**EXERCISE:**
Reproduce the entries below in full, word for word.

— Start of THE INPUT —

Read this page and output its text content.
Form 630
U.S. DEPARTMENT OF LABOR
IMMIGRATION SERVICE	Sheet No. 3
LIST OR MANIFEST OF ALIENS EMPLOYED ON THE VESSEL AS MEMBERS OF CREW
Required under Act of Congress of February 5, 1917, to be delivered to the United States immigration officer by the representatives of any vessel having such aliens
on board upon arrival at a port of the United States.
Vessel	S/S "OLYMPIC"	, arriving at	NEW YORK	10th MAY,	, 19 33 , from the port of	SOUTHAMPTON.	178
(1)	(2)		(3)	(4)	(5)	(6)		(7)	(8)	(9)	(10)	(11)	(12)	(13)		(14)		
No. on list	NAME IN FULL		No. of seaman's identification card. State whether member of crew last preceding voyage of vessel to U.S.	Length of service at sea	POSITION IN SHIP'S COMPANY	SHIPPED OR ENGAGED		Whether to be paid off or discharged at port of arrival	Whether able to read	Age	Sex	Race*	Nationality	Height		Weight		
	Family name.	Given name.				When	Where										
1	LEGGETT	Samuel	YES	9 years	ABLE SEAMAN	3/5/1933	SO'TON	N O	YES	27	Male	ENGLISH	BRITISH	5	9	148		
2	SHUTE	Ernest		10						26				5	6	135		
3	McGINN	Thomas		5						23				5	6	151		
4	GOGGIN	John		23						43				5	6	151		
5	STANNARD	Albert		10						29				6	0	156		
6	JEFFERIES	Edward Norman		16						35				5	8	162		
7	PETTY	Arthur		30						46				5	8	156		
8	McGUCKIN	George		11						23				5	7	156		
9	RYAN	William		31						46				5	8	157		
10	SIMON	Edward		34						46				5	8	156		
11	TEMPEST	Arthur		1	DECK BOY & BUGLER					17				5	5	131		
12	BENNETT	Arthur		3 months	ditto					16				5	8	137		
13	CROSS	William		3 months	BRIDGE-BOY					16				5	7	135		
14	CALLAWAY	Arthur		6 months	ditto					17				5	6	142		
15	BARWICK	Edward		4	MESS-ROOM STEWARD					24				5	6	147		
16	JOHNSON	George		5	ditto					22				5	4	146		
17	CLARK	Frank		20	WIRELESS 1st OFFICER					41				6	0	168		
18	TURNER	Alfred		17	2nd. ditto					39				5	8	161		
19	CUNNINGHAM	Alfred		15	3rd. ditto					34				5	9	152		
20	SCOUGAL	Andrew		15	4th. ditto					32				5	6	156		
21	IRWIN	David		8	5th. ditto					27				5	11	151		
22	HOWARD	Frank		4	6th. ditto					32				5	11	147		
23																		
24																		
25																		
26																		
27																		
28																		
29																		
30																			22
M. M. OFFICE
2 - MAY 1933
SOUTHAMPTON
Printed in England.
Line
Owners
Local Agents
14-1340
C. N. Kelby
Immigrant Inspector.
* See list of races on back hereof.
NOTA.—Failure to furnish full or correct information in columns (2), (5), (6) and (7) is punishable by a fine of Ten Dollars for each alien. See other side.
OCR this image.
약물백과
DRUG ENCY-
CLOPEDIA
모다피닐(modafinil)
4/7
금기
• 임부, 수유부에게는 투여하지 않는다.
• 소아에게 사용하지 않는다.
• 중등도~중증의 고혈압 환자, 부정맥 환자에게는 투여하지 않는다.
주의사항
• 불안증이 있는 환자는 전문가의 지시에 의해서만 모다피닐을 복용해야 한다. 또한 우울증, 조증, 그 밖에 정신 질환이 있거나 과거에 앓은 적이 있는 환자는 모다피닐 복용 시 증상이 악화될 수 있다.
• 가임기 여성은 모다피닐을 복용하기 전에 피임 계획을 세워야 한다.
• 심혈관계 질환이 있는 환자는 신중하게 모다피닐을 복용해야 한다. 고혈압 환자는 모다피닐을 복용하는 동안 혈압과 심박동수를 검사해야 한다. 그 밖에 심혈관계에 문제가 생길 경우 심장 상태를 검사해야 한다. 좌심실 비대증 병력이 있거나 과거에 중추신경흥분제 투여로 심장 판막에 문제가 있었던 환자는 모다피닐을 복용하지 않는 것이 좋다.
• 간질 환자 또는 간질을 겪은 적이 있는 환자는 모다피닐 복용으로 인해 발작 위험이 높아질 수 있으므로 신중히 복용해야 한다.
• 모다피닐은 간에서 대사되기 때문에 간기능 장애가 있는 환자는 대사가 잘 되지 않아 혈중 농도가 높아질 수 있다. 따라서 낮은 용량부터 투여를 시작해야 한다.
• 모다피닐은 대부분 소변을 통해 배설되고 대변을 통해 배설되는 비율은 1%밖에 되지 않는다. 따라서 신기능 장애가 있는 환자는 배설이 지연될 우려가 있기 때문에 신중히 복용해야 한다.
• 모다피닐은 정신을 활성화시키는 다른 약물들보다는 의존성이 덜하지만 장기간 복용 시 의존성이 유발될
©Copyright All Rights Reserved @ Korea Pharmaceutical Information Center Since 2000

— End of THE INPUT —

**TASK RESPONSE:**
Read this page and output its text content.
Form 630
U.S. DEPARTMENT OF LABOR
IMMIGRATION SERVICE	Sheet No. 3
LIST OR MANIFEST OF ALIENS EMPLOYED ON THE VESSEL AS MEMBERS OF CREW
Required under Act of Congress of February 5, 1917, to be delivered to the United States immigration officer by the representatives of any vessel having such aliens
on board upon arrival at a port of the United States.
Vessel	S/S "OLYMPIC"	, arriving at	NEW YORK	10th MAY,	, 19 33 , from the port of	SOUTHAMPTON.	178
(1)	(2)		(3)	(4)	(5)	(6)		(7)	(8)	(9)	(10)	(11)	(12)	(13)		(14)		
No. on list	NAME IN FULL		No. of seaman's identification card. State whether member of crew last preceding voyage of vessel to U.S.	Length of service at sea	POSITION IN SHIP'S COMPANY	SHIPPED OR ENGAGED		Whether to be paid off or discharged at port of arrival	Whether able to read	Age	Sex	Race*	Nationality	Height		Weight		
	Family name.	Given name.				When	Where										
1	LEGGETT	Samuel	YES	9 years	ABLE SEAMAN	3/5/1933	SO'TON	N O	YES	27	Male	ENGLISH	BRITISH	5	9	148		
2	SHUTE	Ernest		10						26				5	6	135		
3	McGINN	Thomas		5						23				5	6	151		
4	GOGGIN	John		23						43				5	6	151		
5	STANNARD	Albert		10						29				6	0	156		
6	JEFFERIES	Edward Norman		16						35				5	8	162		
7	PETTY	Arthur		30						46				5	8	156		
8	McGUCKIN	George		11						23				5	7	156		
9	RYAN	William		31						46				5	8	157		
10	SIMON	Edward		34						46				5	8	156		
11	TEMPEST	Arthur		1	DECK BOY & BUGLER					17				5	5	131		
12	BENNETT	Arthur		3 months	ditto					16				5	8	137		
13	CROSS	William		3 months	BRIDGE-BOY					16				5	7	135		
14	CALLAWAY	Arthur		6 months	ditto					17				5	6	142		
15	BARWICK	Edward		4	MESS-ROOM STEWARD					24				5	6	147		
16	JOHNSON	George		5	ditto					22				5	4	146		
17	CLARK	Frank		20	WIRELESS 1st OFFICER					41				6	0	168		
18	TURNER	Alfred		17	2nd. ditto					39				5	8	161		
19	CUNNINGHAM	Alfred		15	3rd. ditto					34				5	9	152		
20	SCOUGAL	Andrew		15	4th. ditto					32				5	6	156		
21	IRWIN	David		8	5th. ditto					27				5	11	151		
22	HOWARD	Frank		4	6th. ditto					32				5	11	147		
23																		
24																		
25																		
26																		
27																		
28																		
29																		
30																			22
M. M. OFFICE
2 - MAY 1933
SOUTHAMPTON
Printed in England.
Line
Owners
Local Agents
14-1340
C. N. Kelby
Immigrant Inspector.
* See list of races on back hereof.
NOTA.—Failure to furnish full or correct information in columns (2), (5), (6) and (7) is punishable by a fine of Ten Dollars for each alien. See other side.
OCR this image.
약물백과
DRUG ENCY-
CLOPEDIA
모다피닐(modafinil)
4/7
금기
• 임부, 수유부에게는 투여하지 않는다.
• 소아에게 사용하지 않는다.
• 중등도~중증의 고혈압 환자, 부정맥 환자에게는 투여하지 않는다.
주의사항
• 불안증이 있는 환자는 전문가의 지시에 의해서만 모다피닐을 복용해야 한다. 또한 우울증, 조증, 그 밖에 정신 질환이 있거나 과거에 앓은 적이 있는 환자는 모다피닐 복용 시 증상이 악화될 수 있다.
• 가임기 여성은 모다피닐을 복용하기 전에 피임 계획을 세워야 한다.
• 심혈관계 질환이 있는 환자는 신중하게 모다피닐을 복용해야 한다. 고혈압 환자는 모다피닐을 복용하는 동안 혈압과 심박동수를 검사해야 한다. 그 밖에 심혈관계에 문제가 생길 경우 심장 상태를 검사해야 한다. 좌심실 비대증 병력이 있거나 과거에 중추신경흥분제 투여로 심장 판막에 문제가 있었던 환자는 모다피닐을 복용하지 않는 것이 좋다.
• 간질 환자 또는 간질을 겪은 적이 있는 환자는 모다피닐 복용으로 인해 발작 위험이 높아질 수 있으므로 신중히 복용해야 한다.
• 모다피닐은 간에서 대사되기 때문에 간기능 장애가 있는 환자는 대사가 잘 되지 않아 혈중 농도가 높아질 수 있다. 따라서 낮은 용량부터 투여를 시작해야 한다.
• 모다피닐은 대부분 소변을 통해 배설되고 대변을 통해 배설되는 비율은 1%밖에 되지 않는다. 따라서 신기능 장애가 있는 환자는 배설이 지연될 우려가 있기 때문에 신중히 복용해야 한다.
• 모다피닐은 정신을 활성화시키는 다른 약물들보다는 의존성이 덜하지만 장기간 복용 시 의존성이 유발될
©Copyright All Rights Reserved @ Korea Pharmaceutical Information Center Since 2000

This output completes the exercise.